** BEGIN Supplied material **

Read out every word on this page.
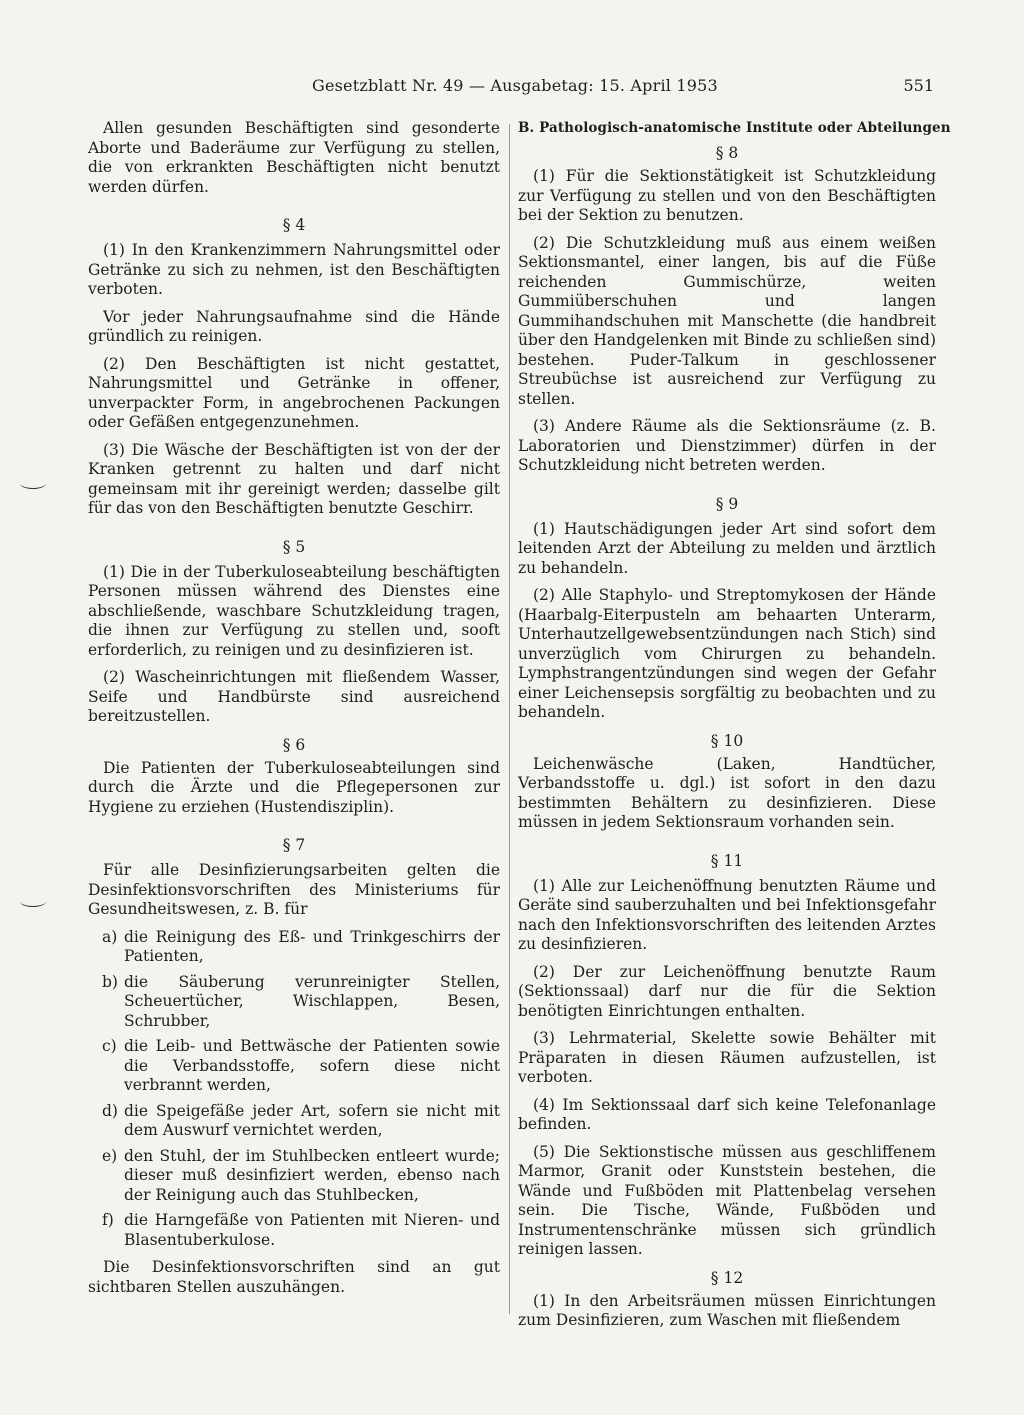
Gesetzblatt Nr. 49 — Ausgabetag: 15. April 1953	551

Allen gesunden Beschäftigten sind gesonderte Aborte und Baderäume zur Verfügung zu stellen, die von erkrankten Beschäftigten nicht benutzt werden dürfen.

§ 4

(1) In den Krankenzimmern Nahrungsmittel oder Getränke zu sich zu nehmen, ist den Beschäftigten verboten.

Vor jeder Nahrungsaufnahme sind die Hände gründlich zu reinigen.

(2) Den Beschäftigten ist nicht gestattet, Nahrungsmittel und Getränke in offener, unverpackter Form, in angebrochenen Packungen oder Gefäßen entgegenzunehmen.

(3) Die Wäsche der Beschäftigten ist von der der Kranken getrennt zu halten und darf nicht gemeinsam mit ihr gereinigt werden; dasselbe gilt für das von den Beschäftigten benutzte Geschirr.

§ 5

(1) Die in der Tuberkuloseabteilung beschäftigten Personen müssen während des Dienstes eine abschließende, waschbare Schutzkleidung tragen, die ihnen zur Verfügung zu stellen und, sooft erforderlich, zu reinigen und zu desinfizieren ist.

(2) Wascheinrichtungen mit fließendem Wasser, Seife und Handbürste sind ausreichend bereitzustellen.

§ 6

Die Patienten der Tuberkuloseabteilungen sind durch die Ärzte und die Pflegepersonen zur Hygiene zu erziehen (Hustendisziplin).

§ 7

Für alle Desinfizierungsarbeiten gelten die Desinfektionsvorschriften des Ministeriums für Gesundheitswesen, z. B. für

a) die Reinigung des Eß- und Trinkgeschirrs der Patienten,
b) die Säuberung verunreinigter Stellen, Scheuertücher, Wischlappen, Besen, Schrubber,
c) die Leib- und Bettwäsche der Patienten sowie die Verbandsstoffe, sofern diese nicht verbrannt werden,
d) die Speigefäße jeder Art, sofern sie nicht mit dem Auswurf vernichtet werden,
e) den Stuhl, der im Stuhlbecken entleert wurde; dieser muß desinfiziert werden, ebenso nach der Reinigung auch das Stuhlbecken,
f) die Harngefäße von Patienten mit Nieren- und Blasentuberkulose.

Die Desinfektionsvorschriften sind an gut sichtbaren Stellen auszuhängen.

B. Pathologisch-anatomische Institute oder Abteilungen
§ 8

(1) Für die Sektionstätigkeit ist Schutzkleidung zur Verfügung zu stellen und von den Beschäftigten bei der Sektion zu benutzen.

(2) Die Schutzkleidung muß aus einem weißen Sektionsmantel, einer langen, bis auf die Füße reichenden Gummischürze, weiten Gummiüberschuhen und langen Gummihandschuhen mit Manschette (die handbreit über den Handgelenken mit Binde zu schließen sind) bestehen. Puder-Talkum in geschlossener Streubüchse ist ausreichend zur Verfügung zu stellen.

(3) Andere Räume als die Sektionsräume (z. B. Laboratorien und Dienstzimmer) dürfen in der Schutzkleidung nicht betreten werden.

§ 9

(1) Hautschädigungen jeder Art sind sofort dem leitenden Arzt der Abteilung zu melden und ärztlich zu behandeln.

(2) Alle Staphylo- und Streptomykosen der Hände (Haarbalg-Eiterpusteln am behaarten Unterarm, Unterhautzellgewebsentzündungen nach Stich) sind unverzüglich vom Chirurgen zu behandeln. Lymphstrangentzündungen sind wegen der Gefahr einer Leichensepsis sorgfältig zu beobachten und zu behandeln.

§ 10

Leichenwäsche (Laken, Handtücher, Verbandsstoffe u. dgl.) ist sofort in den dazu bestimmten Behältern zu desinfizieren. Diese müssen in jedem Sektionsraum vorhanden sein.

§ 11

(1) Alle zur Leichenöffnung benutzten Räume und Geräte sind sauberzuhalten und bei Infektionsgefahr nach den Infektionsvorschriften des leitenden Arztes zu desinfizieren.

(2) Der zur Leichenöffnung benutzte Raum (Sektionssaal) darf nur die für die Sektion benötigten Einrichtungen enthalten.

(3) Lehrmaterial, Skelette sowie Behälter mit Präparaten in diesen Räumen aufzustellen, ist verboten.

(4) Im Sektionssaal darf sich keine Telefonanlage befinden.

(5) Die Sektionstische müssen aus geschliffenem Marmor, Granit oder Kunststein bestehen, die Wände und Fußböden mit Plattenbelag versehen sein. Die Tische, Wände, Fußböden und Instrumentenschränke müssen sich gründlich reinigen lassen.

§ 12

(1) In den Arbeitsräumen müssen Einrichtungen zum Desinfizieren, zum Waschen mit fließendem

** END Supplied material **

**What to do:** Copy the data character for character, but drop all pictures from the copy.

**Solution:**
Read out every word on this page.
Gesetzblatt Nr. 49 — Ausgabetag: 15. April 1953	551

Allen gesunden Beschäftigten sind gesonderte Aborte und Baderäume zur Verfügung zu stellen, die von erkrankten Beschäftigten nicht benutzt werden dürfen.

§ 4

(1) In den Krankenzimmern Nahrungsmittel oder Getränke zu sich zu nehmen, ist den Beschäftigten verboten.

Vor jeder Nahrungsaufnahme sind die Hände gründlich zu reinigen.

(2) Den Beschäftigten ist nicht gestattet, Nahrungsmittel und Getränke in offener, unverpackter Form, in angebrochenen Packungen oder Gefäßen entgegenzunehmen.

(3) Die Wäsche der Beschäftigten ist von der der Kranken getrennt zu halten und darf nicht gemeinsam mit ihr gereinigt werden; dasselbe gilt für das von den Beschäftigten benutzte Geschirr.

§ 5

(1) Die in der Tuberkuloseabteilung beschäftigten Personen müssen während des Dienstes eine abschließende, waschbare Schutzkleidung tragen, die ihnen zur Verfügung zu stellen und, sooft erforderlich, zu reinigen und zu desinfizieren ist.

(2) Wascheinrichtungen mit fließendem Wasser, Seife und Handbürste sind ausreichend bereitzustellen.

§ 6

Die Patienten der Tuberkuloseabteilungen sind durch die Ärzte und die Pflegepersonen zur Hygiene zu erziehen (Hustendisziplin).

§ 7

Für alle Desinfizierungsarbeiten gelten die Desinfektionsvorschriften des Ministeriums für Gesundheitswesen, z. B. für

a) die Reinigung des Eß- und Trinkgeschirrs der Patienten,
b) die Säuberung verunreinigter Stellen, Scheuertücher, Wischlappen, Besen, Schrubber,
c) die Leib- und Bettwäsche der Patienten sowie die Verbandsstoffe, sofern diese nicht verbrannt werden,
d) die Speigefäße jeder Art, sofern sie nicht mit dem Auswurf vernichtet werden,
e) den Stuhl, der im Stuhlbecken entleert wurde; dieser muß desinfiziert werden, ebenso nach der Reinigung auch das Stuhlbecken,
f) die Harngefäße von Patienten mit Nieren- und Blasentuberkulose.

Die Desinfektionsvorschriften sind an gut sichtbaren Stellen auszuhängen.

B. Pathologisch-anatomische Institute oder Abteilungen
§ 8

(1) Für die Sektionstätigkeit ist Schutzkleidung zur Verfügung zu stellen und von den Beschäftigten bei der Sektion zu benutzen.

(2) Die Schutzkleidung muß aus einem weißen Sektionsmantel, einer langen, bis auf die Füße reichenden Gummischürze, weiten Gummiüberschuhen und langen Gummihandschuhen mit Manschette (die handbreit über den Handgelenken mit Binde zu schließen sind) bestehen. Puder-Talkum in geschlossener Streubüchse ist ausreichend zur Verfügung zu stellen.

(3) Andere Räume als die Sektionsräume (z. B. Laboratorien und Dienstzimmer) dürfen in der Schutzkleidung nicht betreten werden.

§ 9

(1) Hautschädigungen jeder Art sind sofort dem leitenden Arzt der Abteilung zu melden und ärztlich zu behandeln.

(2) Alle Staphylo- und Streptomykosen der Hände (Haarbalg-Eiterpusteln am behaarten Unterarm, Unterhautzellgewebsentzündungen nach Stich) sind unverzüglich vom Chirurgen zu behandeln. Lymphstrangentzündungen sind wegen der Gefahr einer Leichensepsis sorgfältig zu beobachten und zu behandeln.

§ 10

Leichenwäsche (Laken, Handtücher, Verbandsstoffe u. dgl.) ist sofort in den dazu bestimmten Behältern zu desinfizieren. Diese müssen in jedem Sektionsraum vorhanden sein.

§ 11

(1) Alle zur Leichenöffnung benutzten Räume und Geräte sind sauberzuhalten und bei Infektionsgefahr nach den Infektionsvorschriften des leitenden Arztes zu desinfizieren.

(2) Der zur Leichenöffnung benutzte Raum (Sektionssaal) darf nur die für die Sektion benötigten Einrichtungen enthalten.

(3) Lehrmaterial, Skelette sowie Behälter mit Präparaten in diesen Räumen aufzustellen, ist verboten.

(4) Im Sektionssaal darf sich keine Telefonanlage befinden.

(5) Die Sektionstische müssen aus geschliffenem Marmor, Granit oder Kunststein bestehen, die Wände und Fußböden mit Plattenbelag versehen sein. Die Tische, Wände, Fußböden und Instrumentenschränke müssen sich gründlich reinigen lassen.

§ 12

(1) In den Arbeitsräumen müssen Einrichtungen zum Desinfizieren, zum Waschen mit fließendem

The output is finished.